### Set problem
From the listing below, copy every line with the word "WithIssues".

### Data for processing

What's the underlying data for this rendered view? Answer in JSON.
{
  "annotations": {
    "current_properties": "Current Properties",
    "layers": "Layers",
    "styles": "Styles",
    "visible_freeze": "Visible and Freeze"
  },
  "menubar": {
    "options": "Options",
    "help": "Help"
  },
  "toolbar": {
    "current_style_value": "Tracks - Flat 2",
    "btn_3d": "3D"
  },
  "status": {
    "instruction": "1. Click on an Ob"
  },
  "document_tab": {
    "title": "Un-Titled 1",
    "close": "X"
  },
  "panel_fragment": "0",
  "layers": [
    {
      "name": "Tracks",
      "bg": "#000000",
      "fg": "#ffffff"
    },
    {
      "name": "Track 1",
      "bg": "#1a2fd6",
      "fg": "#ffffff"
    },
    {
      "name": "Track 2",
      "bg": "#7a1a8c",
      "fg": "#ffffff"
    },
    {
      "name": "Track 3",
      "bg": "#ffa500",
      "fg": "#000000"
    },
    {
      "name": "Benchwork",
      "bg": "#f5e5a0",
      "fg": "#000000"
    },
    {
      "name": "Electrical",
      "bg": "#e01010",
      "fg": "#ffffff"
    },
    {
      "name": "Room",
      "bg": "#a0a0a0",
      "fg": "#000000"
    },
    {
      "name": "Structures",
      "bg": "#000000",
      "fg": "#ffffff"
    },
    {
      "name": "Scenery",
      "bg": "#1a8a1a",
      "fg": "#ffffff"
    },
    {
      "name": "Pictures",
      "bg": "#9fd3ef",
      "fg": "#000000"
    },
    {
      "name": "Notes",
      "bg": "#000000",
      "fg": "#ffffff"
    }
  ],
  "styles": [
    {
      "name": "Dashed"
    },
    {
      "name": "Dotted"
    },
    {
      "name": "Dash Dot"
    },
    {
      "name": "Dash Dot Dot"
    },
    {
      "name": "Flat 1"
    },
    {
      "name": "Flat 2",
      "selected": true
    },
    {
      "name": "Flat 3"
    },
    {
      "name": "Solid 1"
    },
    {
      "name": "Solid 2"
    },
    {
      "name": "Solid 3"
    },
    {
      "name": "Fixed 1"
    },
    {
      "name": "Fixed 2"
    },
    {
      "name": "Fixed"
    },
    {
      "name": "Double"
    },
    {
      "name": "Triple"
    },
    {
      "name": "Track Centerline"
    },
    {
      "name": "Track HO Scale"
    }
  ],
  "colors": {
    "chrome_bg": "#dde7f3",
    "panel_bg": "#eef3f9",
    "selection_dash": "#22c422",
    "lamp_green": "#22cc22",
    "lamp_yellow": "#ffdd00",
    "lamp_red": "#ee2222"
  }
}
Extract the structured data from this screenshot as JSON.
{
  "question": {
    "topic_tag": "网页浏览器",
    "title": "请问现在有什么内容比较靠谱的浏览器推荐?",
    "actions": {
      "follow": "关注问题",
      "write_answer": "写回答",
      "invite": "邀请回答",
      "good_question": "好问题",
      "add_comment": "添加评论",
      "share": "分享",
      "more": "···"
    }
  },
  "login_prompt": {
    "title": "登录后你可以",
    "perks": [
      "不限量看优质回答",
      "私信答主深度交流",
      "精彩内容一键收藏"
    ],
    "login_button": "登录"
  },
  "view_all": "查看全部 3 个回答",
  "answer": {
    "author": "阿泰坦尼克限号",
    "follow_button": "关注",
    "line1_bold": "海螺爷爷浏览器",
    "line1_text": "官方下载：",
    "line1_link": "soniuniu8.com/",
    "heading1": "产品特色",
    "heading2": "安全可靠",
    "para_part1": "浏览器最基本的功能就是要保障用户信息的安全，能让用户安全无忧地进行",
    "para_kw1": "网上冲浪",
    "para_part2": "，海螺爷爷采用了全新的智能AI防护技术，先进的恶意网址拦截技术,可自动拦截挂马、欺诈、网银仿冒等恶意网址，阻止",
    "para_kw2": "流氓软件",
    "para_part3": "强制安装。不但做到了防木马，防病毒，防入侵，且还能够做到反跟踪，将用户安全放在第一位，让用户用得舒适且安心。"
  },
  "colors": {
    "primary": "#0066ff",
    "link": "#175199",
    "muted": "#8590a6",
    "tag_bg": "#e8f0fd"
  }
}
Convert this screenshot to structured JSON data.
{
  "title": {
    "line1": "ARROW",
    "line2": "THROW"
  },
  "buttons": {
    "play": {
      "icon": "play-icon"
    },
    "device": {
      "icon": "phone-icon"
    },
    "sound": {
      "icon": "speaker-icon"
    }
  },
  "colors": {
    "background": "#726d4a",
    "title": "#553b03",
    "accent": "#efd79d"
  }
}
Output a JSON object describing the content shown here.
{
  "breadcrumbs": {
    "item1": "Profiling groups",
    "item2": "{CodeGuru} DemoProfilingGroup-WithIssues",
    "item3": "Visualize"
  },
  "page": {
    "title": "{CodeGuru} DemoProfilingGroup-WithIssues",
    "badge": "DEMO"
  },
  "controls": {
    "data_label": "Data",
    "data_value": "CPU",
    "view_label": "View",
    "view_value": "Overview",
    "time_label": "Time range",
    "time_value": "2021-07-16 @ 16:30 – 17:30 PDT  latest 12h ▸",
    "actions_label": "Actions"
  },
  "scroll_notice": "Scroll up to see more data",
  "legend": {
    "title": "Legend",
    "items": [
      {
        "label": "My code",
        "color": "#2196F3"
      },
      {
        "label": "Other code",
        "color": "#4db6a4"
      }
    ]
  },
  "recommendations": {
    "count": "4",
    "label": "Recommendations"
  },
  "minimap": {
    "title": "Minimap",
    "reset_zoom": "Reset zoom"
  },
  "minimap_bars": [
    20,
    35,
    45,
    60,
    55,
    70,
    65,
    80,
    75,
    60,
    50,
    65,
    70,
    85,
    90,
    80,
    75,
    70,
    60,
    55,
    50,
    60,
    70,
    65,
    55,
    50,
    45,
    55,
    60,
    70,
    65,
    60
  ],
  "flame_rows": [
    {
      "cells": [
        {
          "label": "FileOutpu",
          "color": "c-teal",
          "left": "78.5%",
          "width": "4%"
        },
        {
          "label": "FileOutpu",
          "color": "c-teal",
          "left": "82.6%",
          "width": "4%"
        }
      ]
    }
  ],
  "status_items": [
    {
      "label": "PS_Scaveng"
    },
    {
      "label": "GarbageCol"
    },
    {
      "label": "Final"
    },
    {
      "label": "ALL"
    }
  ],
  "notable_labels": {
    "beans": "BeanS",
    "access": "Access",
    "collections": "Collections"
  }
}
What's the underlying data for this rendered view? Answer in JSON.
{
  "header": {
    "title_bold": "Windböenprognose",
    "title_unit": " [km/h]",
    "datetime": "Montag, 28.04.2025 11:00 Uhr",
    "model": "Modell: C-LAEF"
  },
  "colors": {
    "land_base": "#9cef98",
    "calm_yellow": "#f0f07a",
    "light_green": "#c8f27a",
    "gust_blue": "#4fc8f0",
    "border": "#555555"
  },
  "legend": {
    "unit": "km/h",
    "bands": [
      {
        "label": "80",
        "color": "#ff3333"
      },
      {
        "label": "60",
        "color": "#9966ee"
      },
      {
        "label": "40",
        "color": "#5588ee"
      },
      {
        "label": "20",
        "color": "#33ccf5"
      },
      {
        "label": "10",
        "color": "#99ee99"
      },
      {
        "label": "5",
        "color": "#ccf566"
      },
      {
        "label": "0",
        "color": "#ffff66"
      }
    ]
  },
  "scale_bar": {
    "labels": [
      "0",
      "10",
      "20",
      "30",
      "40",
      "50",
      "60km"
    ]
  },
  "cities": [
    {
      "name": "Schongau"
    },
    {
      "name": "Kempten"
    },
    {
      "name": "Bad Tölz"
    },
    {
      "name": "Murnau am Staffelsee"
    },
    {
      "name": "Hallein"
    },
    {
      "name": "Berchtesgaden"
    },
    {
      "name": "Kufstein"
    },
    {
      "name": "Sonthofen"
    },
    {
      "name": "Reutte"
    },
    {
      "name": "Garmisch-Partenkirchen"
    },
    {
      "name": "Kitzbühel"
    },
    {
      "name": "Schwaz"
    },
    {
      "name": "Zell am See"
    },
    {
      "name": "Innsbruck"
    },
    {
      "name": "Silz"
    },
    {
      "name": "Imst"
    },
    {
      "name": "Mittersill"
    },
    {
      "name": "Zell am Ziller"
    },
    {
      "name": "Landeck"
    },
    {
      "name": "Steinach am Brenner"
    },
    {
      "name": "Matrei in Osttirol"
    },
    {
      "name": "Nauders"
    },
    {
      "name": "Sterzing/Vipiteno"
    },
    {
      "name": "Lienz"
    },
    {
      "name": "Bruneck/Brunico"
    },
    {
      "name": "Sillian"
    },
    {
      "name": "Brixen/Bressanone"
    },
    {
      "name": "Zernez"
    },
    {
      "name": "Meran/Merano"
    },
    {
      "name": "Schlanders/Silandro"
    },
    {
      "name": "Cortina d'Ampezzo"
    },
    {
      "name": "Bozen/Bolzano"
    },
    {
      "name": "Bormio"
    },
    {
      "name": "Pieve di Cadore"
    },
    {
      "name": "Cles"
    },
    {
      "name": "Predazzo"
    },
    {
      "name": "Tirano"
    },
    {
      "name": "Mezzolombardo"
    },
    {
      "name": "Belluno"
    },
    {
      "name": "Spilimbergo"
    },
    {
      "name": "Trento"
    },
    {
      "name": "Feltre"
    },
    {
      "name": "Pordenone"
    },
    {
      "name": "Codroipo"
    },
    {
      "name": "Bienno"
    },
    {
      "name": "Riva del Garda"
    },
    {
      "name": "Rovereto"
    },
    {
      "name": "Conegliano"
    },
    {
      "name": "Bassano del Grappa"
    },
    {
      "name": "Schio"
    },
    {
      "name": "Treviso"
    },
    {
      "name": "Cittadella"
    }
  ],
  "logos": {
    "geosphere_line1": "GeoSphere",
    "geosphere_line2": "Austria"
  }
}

### Exercise solution
    "item2": "{CodeGuru} DemoProfilingGroup-WithIssues",
    "title": "{CodeGuru} DemoProfilingGroup-WithIssues",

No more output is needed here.